»»

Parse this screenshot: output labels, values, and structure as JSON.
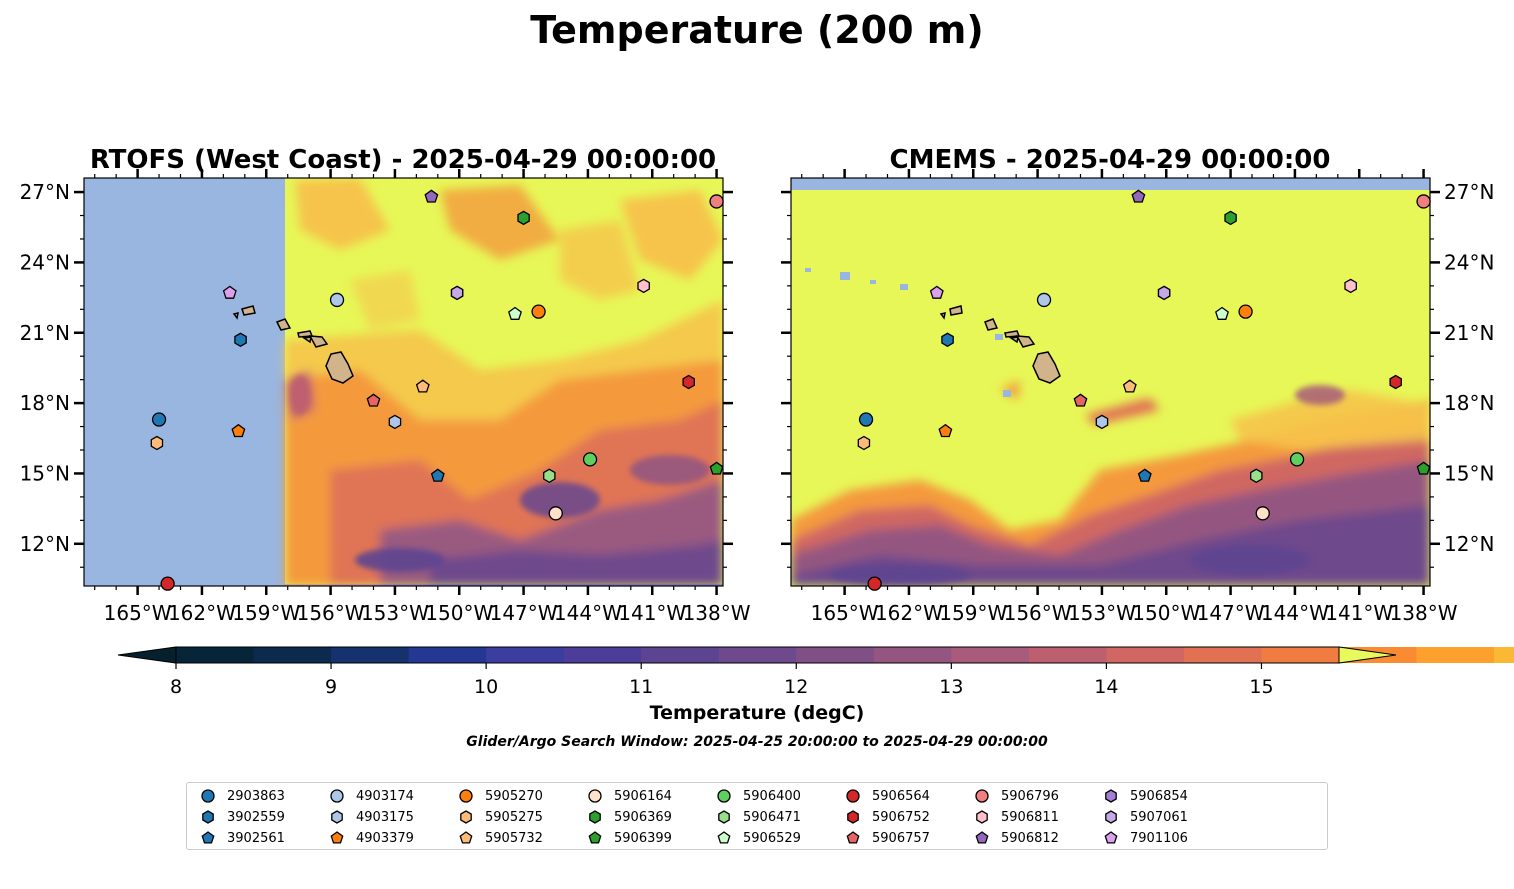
{
  "suptitle": "Temperature (200 m)",
  "chart_data": [
    {
      "type": "heatmap",
      "title": "RTOFS (West Coast) - 2025-04-29 00:00:00",
      "field": "temperature at 200 m (filled contours); RTOFS West Coast domain begins near 157.5°W, area west of it is outside the domain",
      "xlim": [
        -167.5,
        -137.7
      ],
      "ylim": [
        10.2,
        27.6
      ],
      "xticks": [
        "165°W",
        "162°W",
        "159°W",
        "156°W",
        "153°W",
        "150°W",
        "147°W",
        "144°W",
        "141°W",
        "138°W"
      ],
      "yticks": [
        "27°N",
        "24°N",
        "21°N",
        "18°N",
        "15°N",
        "12°N"
      ],
      "ytick_side": "left"
    },
    {
      "type": "heatmap",
      "title": "CMEMS - 2025-04-29 00:00:00",
      "field": "temperature at 200 m (filled contours)",
      "xlim": [
        -167.5,
        -137.7
      ],
      "ylim": [
        10.2,
        27.6
      ],
      "xticks": [
        "165°W",
        "162°W",
        "159°W",
        "156°W",
        "153°W",
        "150°W",
        "147°W",
        "144°W",
        "141°W",
        "138°W"
      ],
      "yticks": [
        "27°N",
        "24°N",
        "21°N",
        "18°N",
        "15°N",
        "12°N"
      ],
      "ytick_side": "right"
    }
  ],
  "floats": [
    {
      "id": "2903863",
      "lon": -164.0,
      "lat": 17.3,
      "color": "#1f77b4",
      "marker": "circle"
    },
    {
      "id": "3902559",
      "lon": -160.2,
      "lat": 20.7,
      "color": "#1f77b4",
      "marker": "hexagon"
    },
    {
      "id": "3902561",
      "lon": -151.0,
      "lat": 14.9,
      "color": "#1f77b4",
      "marker": "pentagon"
    },
    {
      "id": "4903174",
      "lon": -155.7,
      "lat": 22.4,
      "color": "#aec7e8",
      "marker": "circle"
    },
    {
      "id": "4903175",
      "lon": -153.0,
      "lat": 17.2,
      "color": "#aec7e8",
      "marker": "hexagon"
    },
    {
      "id": "4903379",
      "lon": -160.3,
      "lat": 16.8,
      "color": "#ff7f0e",
      "marker": "pentagon"
    },
    {
      "id": "5905270",
      "lon": -146.3,
      "lat": 21.9,
      "color": "#ff7f0e",
      "marker": "circle"
    },
    {
      "id": "5905275",
      "lon": -164.1,
      "lat": 16.3,
      "color": "#ffbb78",
      "marker": "hexagon"
    },
    {
      "id": "5905732",
      "lon": -151.7,
      "lat": 18.7,
      "color": "#ffbb78",
      "marker": "pentagon"
    },
    {
      "id": "5906164",
      "lon": -145.5,
      "lat": 13.3,
      "color": "#ffe0c8",
      "marker": "circle"
    },
    {
      "id": "5906369",
      "lon": -147.0,
      "lat": 25.9,
      "color": "#2ca02c",
      "marker": "hexagon"
    },
    {
      "id": "5906399",
      "lon": -138.0,
      "lat": 15.2,
      "color": "#2ca02c",
      "marker": "pentagon"
    },
    {
      "id": "5906400",
      "lon": -143.9,
      "lat": 15.6,
      "color": "#5fcf5f",
      "marker": "circle"
    },
    {
      "id": "5906471",
      "lon": -145.8,
      "lat": 14.9,
      "color": "#98df8a",
      "marker": "hexagon"
    },
    {
      "id": "5906529",
      "lon": -147.4,
      "lat": 21.8,
      "color": "#ccffcc",
      "marker": "pentagon"
    },
    {
      "id": "5906564",
      "lon": -163.6,
      "lat": 10.3,
      "color": "#d62728",
      "marker": "circle"
    },
    {
      "id": "5906752",
      "lon": -139.3,
      "lat": 18.9,
      "color": "#d62728",
      "marker": "hexagon"
    },
    {
      "id": "5906757",
      "lon": -154.0,
      "lat": 18.1,
      "color": "#e86464",
      "marker": "pentagon"
    },
    {
      "id": "5906796",
      "lon": -138.0,
      "lat": 26.6,
      "color": "#f08080",
      "marker": "circle"
    },
    {
      "id": "5906811",
      "lon": -141.4,
      "lat": 23.0,
      "color": "#ffc0cb",
      "marker": "hexagon"
    },
    {
      "id": "5906812",
      "lon": -151.3,
      "lat": 26.8,
      "color": "#9467bd",
      "marker": "pentagon"
    },
    {
      "id": "5906854",
      "lon": -150.1,
      "lat": 22.7,
      "color": "#a57fd4",
      "marker": "hexagon"
    },
    {
      "id": "5907061",
      "lon": -150.1,
      "lat": 22.7,
      "color": "#c5a8e8",
      "marker": "hexagon"
    },
    {
      "id": "7901106",
      "lon": -160.7,
      "lat": 22.7,
      "color": "#dda0ee",
      "marker": "pentagon"
    }
  ],
  "legend_ids": [
    "2903863",
    "3902559",
    "3902561",
    "4903174",
    "4903175",
    "4903379",
    "5905270",
    "5905275",
    "5905732",
    "5906164",
    "5906369",
    "5906399",
    "5906400",
    "5906471",
    "5906529",
    "5906564",
    "5906752",
    "5906757",
    "5906796",
    "5906811",
    "5906812",
    "5906854",
    "5907061",
    "7901106"
  ],
  "colorbar": {
    "label": "Temperature (degC)",
    "min": 8,
    "max": 15.5,
    "step": 0.5,
    "ticks": [
      8,
      9,
      10,
      11,
      12,
      13,
      14,
      15
    ],
    "extend": "both",
    "colors": [
      "#062538",
      "#0b2a4e",
      "#15326e",
      "#243893",
      "#3c3da1",
      "#4c3d9a",
      "#5d4491",
      "#6e4a8c",
      "#804f86",
      "#945680",
      "#a85b7a",
      "#bd5f6f",
      "#d06762",
      "#e27052",
      "#f07c41",
      "#fa8b31",
      "#fda02d",
      "#fbb835",
      "#f6d243",
      "#eae856"
    ],
    "under_color": "#06202d",
    "over_color": "#e8fa5b"
  },
  "colors": {
    "land": "#d2b48c",
    "ocean_nodata": "#98b6e0",
    "warm": "#e7f757"
  },
  "search_window": "Glider/Argo Search Window: 2025-04-25 20:00:00 to 2025-04-29 00:00:00"
}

««

§ **EXERCISE**
Tally the lines in this data that hold the word "West" and state only the count.

§ **RESULT OF THIS EXERCISE**
2